(The request):
Gather every line of the entries that includes the word "this".

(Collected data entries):
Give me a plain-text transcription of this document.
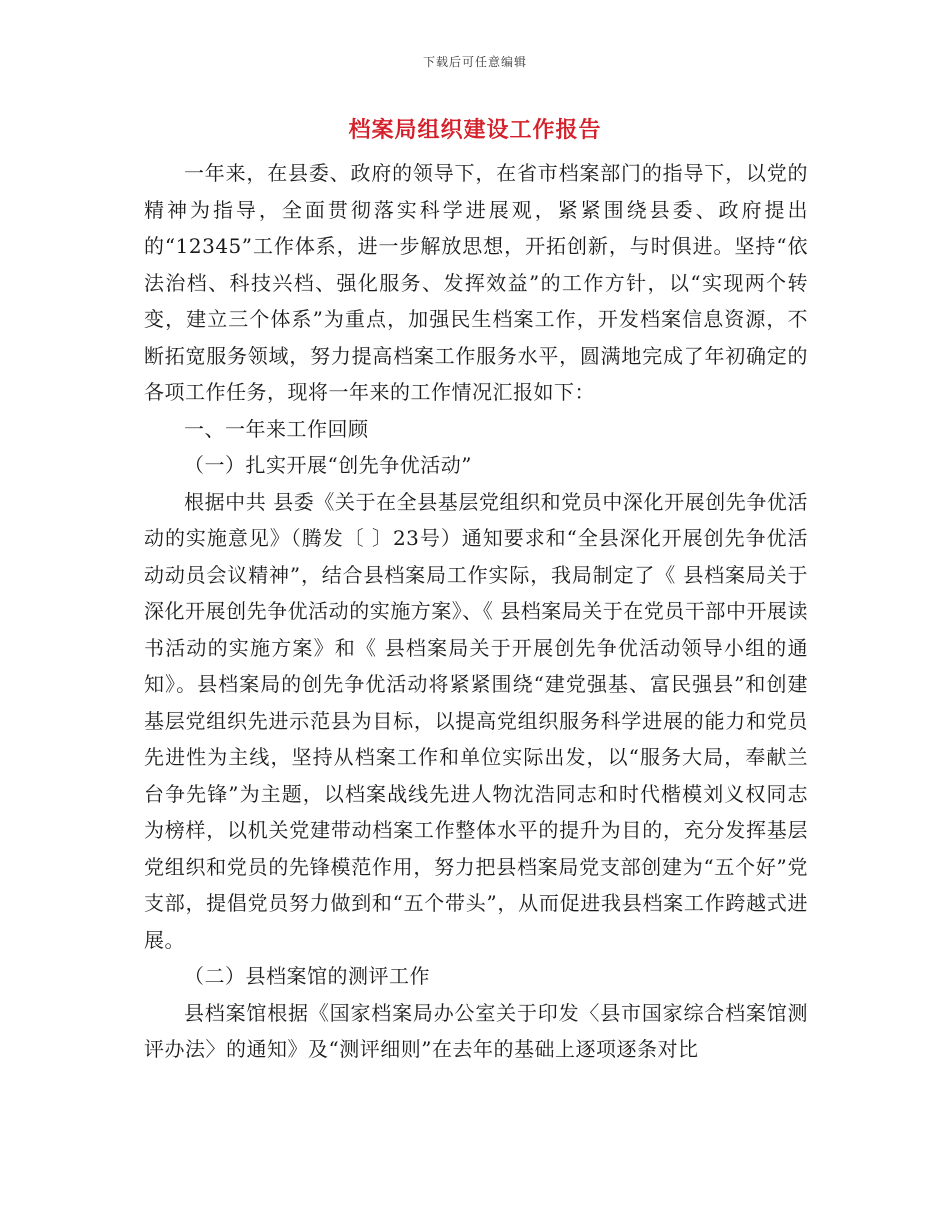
下载后可任意编辑
档案局组织建设工作报告

一年来，在县委、政府的领导下，在省市档案部门的指导下，以党的 精神为指导，全面贯彻落实科学进展观，紧紧围绕县委、政府提出的“12345”工作体系，进一步解放思想，开拓创新，与时俱进。坚持“依法治档、科技兴档、强化服务、发挥效益”的工作方针，以“实现两个转变，建立三个体系”为重点，加强民生档案工作，开发档案信息资源，不断拓宽服务领域，努力提高档案工作服务水平，圆满地完成了年初确定的各项工作任务，现将一年来的工作情况汇报如下：

一、一年来工作回顾

（一）扎实开展“创先争优活动”

根据中共 县委《关于在全县基层党组织和党员中深化开展创先争优活动的实施意见》（腾发〔 〕23号）通知要求和“全县深化开展创先争优活动动员会议精神”，结合县档案局工作实际，我局制定了《 县档案局关于深化开展创先争优活动的实施方案》、《 县档案局关于在党员干部中开展读书活动的实施方案》和《 县档案局关于开展创先争优活动领导小组的通知》。县档案局的创先争优活动将紧紧围绕“建党强基、富民强县”和创建基层党组织先进示范县为目标，以提高党组织服务科学进展的能力和党员先进性为主线，坚持从档案工作和单位实际出发，以“服务大局，奉献兰台争先锋”为主题，以档案战线先进人物沈浩同志和时代楷模刘义权同志为榜样，以机关党建带动档案工作整体水平的提升为目的，充分发挥基层党组织和党员的先锋模范作用，努力把县档案局党支部创建为“五个好”党支部，提倡党员努力做到和“五个带头”，从而促进我县档案工作跨越式进展。

（二）县档案馆的测评工作

县档案馆根据《国家档案局办公室关于印发〈县市国家综合档案馆测评办法〉的通知》及“测评细则”在去年的基础上逐项逐条对比
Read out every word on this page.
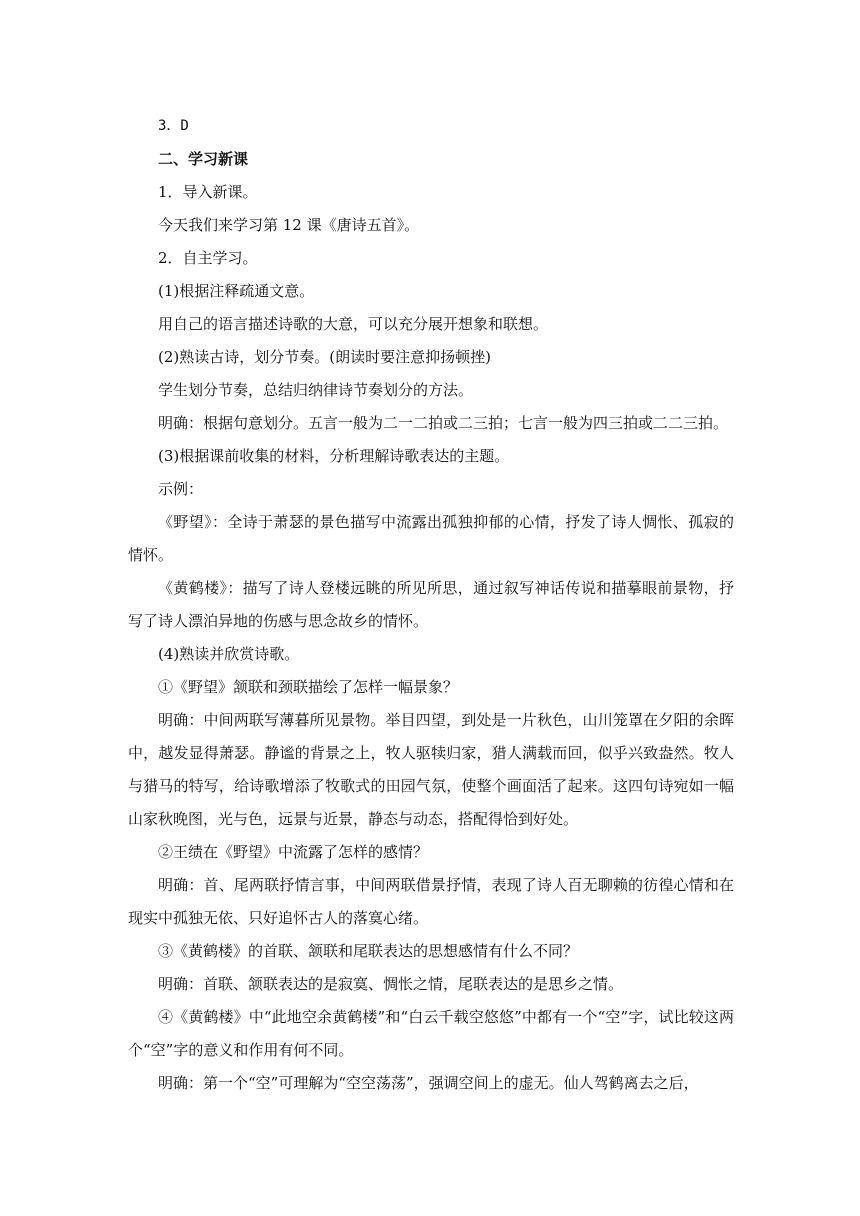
3．D

二、学习新课

1．导入新课。

今天我们来学习第 12 课《唐诗五首》。

2．自主学习。

(1)根据注释疏通文意。

用自己的语言描述诗歌的大意，可以充分展开想象和联想。

(2)熟读古诗，划分节奏。(朗读时要注意抑扬顿挫)

学生划分节奏，总结归纳律诗节奏划分的方法。

明确：根据句意划分。五言一般为二一二拍或二三拍；七言一般为四三拍或二二三拍。

(3)根据课前收集的材料，分析理解诗歌表达的主题。

示例：

《野望》：全诗于萧瑟的景色描写中流露出孤独抑郁的心情，抒发了诗人惆怅、孤寂的情怀。

《黄鹤楼》：描写了诗人登楼远眺的所见所思，通过叙写神话传说和描摹眼前景物，抒写了诗人漂泊异地的伤感与思念故乡的情怀。

(4)熟读并欣赏诗歌。

①《野望》颔联和颈联描绘了怎样一幅景象？

明确：中间两联写薄暮所见景物。举目四望，到处是一片秋色，山川笼罩在夕阳的余晖中，越发显得萧瑟。静谧的背景之上，牧人驱犊归家，猎人满载而回，似乎兴致盎然。牧人与猎马的特写，给诗歌增添了牧歌式的田园气氛，使整个画面活了起来。这四句诗宛如一幅山家秋晚图，光与色，远景与近景，静态与动态，搭配得恰到好处。

②王绩在《野望》中流露了怎样的感情？

明确：首、尾两联抒情言事，中间两联借景抒情，表现了诗人百无聊赖的彷徨心情和在现实中孤独无依、只好追怀古人的落寞心绪。

③《黄鹤楼》的首联、颔联和尾联表达的思想感情有什么不同？

明确：首联、颔联表达的是寂寞、惆怅之情，尾联表达的是思乡之情。

④《黄鹤楼》中“此地空余黄鹤楼”和“白云千载空悠悠”中都有一个“空”字，试比较这两个“空”字的意义和作用有何不同。

明确：第一个“空”可理解为“空空荡荡”，强调空间上的虚无。仙人驾鹤离去之后，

(Task answer):
Give me a plain-text transcription of this document.
Read out every word on this page.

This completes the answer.